La normativa e le politiche delle Nazioni Unite in materia di disarmo

Autore: Andrea Cofelice

Introduzione

 Nel corso della loro storia, le Nazioni Unite hanno inizialmente accordato priorità alla riduzione e all’eventuale eliminazione delle armi nucleari, alla distruzione delle armi chimiche ed al rafforzamento della proibizione delle armi batteriologiche. Se da un lato questi obiettivi sono rimasti costanti nel corso del tempo, la portata delle deliberazioni e dei negoziati si è progressivamente ampliata per accordarsi all’evoluzione della situazione politica internazionale.

Il risultato è che oggi la Comunità internazionale sta considerando con maggiore attenzione l’eccessiva e destabilizzante proliferazione delle armi leggere e di piccolo calibro, nonché il ricorso massiccio alle mine terrestri (fenomeni che minacciano direttamente lo sviluppo economico e sociale delle comunità coinvolte, oltre a causare numerose vittime civili, molte delle quali sono troppo spesso donne e bambini). E’ inoltre emersa la necessità di giungere a norme multilaterali negoziate per limitare la diffusione della tecnologia per missili balistici e dei residuati esplosivi bellici, e per regolare l’impatto delle nuove tecnologie dell’informazione e delle telecomunicazioni sulla sicurezza internazionale.

Infine, soprattutto a seguito dei tragici eventi dell’11 settembre 2001 negli Stati Uniti e dei successivi attacchi terroristici in molti Paesi, le Nazioni Unite hanno iniziato ad assumere specifiche iniziative e ad elaborare un’adeguata normativa per evitare il rischio che armi di distruzione di massa possano cadere nelle mani di attori non-statali.

 

Armamenti nucleari

Attraverso un’intensa attività diplomatica, le Nazioni Unite hanno promosso numerosi trattati multilaterali, al fine di ridurre gli arsenali nucleari, escludere il loro sviluppo da determinate regioni ed ambienti (ad esempio lo spazio extra-atmosferico od i fondali oceanici), limitare la loro proliferazione e porre fine ai test nucleari. Nonostante questi successi, la presenza di armi nucleari e la loro proliferazione rappresentano ancora oggi una grave minaccia alla pace internazionale e una delle principali sfide che la Comunità internazionale è chiamata ad affrontare. I problemi essenziali in quest’area riguardano, in particolare, la necessità di potenziare l’efficacia del regime di non-proliferazione nucleare attraverso controlli preventivi, e di limitare lo sviluppo e la proliferazione dei missili balistici e dei sistemi di difesa missilistici.

Accordi bilaterali sulle armi nucleari. Mentre gli sforzi per limitare le armi nucleari continuano in diversi forum internazionali, è stato generalmente accettato il principio secondo cui le potenze nucleari hanno una speciale responsabilità nel garantire la stabilità e la sicurezza dell’ambiente internazionale. A tal fine, durante e dopo la fine della guerra fredda, le due maggiori potenze nucleari hanno concluso una serie di accordi che hanno significativamente ridotto la minaccia di una guerra nucleare. I primi accordi bilaterali in materia tra Stati Uniti e Unione Sovietica (oggi Federazione Russa) sono stati sottoscritti nel 1972 (il Trattato sulla limitazione dei sistemi di missili balistici – Trattato ABM e l’Accordo provvisorio sulla limitazione delle armi offensive strategiche – SALT I); il più recente, invece, è il Nuovo Trattato sulla riduzione e limitazione delle armi offensive strategiche (Nuovo START), che risale all’aprile 2010.

= ESTRATTO DEI DATI =
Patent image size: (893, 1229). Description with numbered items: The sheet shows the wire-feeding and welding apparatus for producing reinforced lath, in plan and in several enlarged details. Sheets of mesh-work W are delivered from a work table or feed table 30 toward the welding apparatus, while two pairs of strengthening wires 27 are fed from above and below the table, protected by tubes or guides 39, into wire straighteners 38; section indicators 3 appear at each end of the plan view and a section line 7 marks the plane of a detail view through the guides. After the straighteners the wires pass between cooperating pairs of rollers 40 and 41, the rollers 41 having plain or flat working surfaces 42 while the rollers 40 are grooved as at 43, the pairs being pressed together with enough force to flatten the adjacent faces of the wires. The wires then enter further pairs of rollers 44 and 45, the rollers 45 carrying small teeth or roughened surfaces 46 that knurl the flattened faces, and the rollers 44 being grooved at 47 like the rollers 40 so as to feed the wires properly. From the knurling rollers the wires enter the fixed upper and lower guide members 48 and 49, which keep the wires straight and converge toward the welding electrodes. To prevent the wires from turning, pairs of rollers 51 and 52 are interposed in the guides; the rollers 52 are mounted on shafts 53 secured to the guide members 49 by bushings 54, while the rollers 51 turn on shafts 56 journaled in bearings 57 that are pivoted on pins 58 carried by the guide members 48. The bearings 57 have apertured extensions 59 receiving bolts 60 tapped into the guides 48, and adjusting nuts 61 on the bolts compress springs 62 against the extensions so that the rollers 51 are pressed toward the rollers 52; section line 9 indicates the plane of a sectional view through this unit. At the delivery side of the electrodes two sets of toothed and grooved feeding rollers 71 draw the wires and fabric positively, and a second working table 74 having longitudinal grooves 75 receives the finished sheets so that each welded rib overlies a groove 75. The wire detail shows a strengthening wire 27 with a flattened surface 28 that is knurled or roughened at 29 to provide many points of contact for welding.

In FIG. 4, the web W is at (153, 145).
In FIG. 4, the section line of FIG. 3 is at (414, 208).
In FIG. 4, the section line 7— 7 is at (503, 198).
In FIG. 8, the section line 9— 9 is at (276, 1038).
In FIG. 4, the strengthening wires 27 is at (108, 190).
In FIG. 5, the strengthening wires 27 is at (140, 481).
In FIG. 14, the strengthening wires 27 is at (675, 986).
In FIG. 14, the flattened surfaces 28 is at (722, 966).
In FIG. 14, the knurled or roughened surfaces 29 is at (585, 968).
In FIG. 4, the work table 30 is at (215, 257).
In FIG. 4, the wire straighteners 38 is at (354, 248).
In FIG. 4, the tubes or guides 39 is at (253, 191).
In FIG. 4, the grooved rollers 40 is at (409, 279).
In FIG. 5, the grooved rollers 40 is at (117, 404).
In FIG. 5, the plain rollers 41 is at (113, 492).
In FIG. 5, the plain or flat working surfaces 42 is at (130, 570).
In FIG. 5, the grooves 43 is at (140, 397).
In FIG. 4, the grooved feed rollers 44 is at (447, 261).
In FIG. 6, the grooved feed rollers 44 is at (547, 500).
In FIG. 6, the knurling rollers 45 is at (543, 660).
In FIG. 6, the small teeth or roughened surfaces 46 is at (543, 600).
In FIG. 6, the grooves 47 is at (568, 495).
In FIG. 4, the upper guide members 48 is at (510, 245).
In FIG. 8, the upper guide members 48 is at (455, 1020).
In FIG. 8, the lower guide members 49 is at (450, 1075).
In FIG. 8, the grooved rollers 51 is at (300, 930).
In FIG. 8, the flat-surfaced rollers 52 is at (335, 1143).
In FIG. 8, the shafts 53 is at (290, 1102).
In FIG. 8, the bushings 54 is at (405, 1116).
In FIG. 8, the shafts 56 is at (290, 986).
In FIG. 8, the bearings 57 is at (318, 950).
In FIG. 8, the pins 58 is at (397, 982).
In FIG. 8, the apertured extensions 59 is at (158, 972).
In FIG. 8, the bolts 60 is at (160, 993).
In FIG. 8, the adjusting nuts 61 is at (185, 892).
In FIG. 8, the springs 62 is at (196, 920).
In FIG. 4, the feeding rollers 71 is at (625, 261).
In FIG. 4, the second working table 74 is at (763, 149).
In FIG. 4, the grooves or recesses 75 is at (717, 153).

= ESERCIZI =
(1) Nel testo sul disarmo, in quale anno sono stati firmati i primi accordi bilaterali sulle armi nucleari tra Stati Uniti e Unione Sovietica?
(2) Trascrivi parola per parola il passo del testo sul disarmo che va da "Introduzione" fino a "situazione politica internazionale.".
(3) Prosegui il testo sul disarmo delle Nazioni Unite dal punto in cui termina.

= SOLUZIONI =
(1) Nel 1972.

(2)
Introduzione

 Nel corso della loro storia, le Nazioni Unite hanno inizialmente accordato priorità alla riduzione e all’eventuale eliminazione delle armi nucleari, alla distruzione delle armi chimiche ed al rafforzamento della proibizione delle armi batteriologiche. Se da un lato questi obiettivi sono rimasti costanti nel corso del tempo, la portata delle deliberazioni e dei negoziati si è progressivamente ampliata per accordarsi all’evoluzione della situazione politica internazionale.

(3)
Accordi multilaterali sulle armi nucleari e sulla non-proliferazione. Il Trattato di non-proliferazione nucleare (TNP), il più “universale” di tutti gli strumenti multilaterali sul disarmo, è stato adottato nel 1968 ed è entrato in vigore nel 1970: esso rappresenta la pietra miliare del regime internazionale di non-proliferazione nucleare. Al fine di monitorare il rispetto degli obblighi assunti ai sensi del Trattato, agli Stati parte è richiesto di accettare il sistema di controlli e garanzie posto in essere dall’Agenzia internazionale per l’energia atomica (IAEA). L’IAEA, inoltre, applica il proprio regime di garanzie anche in relazione ai Trattati regionali di Tlatelolco, Rarotonga,Bangkok e Pelindaba.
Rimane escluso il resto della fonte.